Items:
******
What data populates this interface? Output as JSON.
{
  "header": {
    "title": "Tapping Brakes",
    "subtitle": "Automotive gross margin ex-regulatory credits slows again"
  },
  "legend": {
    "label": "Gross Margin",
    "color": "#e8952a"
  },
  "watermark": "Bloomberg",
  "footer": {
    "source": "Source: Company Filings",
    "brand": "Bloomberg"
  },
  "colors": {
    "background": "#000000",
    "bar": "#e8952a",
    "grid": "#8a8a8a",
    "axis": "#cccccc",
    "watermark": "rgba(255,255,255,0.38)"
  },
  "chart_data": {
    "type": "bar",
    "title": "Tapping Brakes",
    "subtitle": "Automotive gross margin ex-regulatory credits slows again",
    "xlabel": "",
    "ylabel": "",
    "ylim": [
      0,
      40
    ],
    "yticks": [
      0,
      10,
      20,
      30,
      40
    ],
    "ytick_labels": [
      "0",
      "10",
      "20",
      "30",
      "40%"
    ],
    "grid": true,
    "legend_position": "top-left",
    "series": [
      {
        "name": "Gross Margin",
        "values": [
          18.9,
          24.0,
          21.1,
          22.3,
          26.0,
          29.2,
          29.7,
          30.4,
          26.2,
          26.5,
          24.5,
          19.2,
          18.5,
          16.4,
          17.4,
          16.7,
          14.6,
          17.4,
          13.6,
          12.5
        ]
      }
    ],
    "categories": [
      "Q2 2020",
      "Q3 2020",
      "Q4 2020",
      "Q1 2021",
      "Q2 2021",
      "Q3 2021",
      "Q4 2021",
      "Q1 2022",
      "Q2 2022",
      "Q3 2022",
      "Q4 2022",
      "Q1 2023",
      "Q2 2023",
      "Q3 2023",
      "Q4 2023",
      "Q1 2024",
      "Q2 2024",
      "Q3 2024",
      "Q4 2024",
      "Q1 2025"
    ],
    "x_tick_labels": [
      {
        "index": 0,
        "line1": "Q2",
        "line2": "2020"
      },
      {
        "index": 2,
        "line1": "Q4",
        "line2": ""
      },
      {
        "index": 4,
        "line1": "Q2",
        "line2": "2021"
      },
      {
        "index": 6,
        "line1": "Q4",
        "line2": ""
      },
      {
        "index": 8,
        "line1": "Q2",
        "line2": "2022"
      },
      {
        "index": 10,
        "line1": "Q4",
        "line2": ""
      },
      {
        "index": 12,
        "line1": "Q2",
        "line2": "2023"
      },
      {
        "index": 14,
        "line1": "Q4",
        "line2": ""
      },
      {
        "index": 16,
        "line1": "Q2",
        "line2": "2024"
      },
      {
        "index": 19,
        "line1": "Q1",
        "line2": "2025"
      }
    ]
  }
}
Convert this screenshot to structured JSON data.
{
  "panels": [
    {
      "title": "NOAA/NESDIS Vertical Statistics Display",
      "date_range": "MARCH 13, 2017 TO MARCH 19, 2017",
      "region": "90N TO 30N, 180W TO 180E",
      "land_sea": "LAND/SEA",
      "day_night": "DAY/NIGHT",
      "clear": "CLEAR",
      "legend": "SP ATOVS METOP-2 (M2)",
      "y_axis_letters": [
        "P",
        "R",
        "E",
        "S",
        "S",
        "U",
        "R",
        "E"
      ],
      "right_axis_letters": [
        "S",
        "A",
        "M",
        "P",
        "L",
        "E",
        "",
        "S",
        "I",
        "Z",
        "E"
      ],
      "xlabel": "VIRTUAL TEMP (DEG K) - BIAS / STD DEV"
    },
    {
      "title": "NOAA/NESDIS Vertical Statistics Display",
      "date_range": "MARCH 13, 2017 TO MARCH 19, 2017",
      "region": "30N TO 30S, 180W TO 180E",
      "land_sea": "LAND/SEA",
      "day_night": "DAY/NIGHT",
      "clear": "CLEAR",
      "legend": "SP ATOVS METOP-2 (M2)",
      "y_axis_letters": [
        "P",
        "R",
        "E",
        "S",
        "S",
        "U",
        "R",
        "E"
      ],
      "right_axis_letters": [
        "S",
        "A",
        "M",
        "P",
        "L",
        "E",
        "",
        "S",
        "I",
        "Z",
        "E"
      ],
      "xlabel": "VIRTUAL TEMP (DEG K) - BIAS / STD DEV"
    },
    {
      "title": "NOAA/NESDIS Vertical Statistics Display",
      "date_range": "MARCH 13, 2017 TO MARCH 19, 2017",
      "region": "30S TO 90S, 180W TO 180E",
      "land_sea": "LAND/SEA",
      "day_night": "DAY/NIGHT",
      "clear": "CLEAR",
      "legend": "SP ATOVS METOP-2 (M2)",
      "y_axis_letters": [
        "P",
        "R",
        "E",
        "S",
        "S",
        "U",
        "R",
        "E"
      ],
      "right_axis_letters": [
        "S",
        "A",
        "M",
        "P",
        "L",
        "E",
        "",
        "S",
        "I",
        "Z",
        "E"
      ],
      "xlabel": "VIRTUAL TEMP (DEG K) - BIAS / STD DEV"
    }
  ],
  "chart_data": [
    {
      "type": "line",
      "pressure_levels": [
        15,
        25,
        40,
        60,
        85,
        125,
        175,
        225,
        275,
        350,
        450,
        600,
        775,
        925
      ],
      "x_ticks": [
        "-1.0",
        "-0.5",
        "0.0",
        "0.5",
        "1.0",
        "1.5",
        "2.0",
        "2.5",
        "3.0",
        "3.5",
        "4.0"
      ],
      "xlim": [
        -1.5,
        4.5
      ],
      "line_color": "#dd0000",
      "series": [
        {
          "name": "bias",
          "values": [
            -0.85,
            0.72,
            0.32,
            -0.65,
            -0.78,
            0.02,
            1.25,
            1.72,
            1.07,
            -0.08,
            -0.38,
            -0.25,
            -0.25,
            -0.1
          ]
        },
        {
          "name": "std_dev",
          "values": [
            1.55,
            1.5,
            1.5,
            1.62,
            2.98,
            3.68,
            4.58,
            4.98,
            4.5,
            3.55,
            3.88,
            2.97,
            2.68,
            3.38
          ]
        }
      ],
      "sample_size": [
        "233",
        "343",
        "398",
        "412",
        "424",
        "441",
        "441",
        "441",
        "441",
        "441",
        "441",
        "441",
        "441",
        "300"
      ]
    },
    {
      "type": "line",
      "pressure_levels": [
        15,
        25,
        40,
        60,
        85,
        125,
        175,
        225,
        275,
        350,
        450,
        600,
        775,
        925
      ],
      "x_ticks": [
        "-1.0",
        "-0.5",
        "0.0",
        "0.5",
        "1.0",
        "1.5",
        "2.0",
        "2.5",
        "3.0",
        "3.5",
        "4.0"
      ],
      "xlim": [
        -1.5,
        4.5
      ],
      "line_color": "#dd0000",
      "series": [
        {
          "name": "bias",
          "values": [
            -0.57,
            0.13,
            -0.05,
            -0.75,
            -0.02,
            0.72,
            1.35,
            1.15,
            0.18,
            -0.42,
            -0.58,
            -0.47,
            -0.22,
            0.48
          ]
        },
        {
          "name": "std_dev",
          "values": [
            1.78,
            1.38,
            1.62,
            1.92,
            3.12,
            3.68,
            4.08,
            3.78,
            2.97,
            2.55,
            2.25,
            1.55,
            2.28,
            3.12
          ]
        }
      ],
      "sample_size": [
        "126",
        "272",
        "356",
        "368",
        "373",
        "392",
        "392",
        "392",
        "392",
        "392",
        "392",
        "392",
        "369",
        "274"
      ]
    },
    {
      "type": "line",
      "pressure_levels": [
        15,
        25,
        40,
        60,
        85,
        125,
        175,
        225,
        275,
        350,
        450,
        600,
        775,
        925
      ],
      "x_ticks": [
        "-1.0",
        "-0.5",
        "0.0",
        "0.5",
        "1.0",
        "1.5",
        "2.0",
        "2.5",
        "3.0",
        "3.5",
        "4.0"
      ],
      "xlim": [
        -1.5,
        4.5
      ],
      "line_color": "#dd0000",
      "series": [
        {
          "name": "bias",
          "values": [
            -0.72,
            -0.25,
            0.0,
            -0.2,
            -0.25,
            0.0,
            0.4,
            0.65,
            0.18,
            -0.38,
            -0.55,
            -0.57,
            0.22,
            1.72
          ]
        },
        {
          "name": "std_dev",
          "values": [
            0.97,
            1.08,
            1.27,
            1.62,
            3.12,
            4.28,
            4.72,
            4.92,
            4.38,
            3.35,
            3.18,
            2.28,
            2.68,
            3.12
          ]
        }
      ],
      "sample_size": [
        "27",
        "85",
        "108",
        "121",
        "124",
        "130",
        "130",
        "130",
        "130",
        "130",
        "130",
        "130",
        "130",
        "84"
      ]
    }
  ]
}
******
Exercise description: Copy every line in the listing above where the string "subtitle" turns up.

Exercise solution:
    "subtitle": "Automotive gross margin ex-regulatory credits slows again"
    "subtitle": "Automotive gross margin ex-regulatory credits slows again",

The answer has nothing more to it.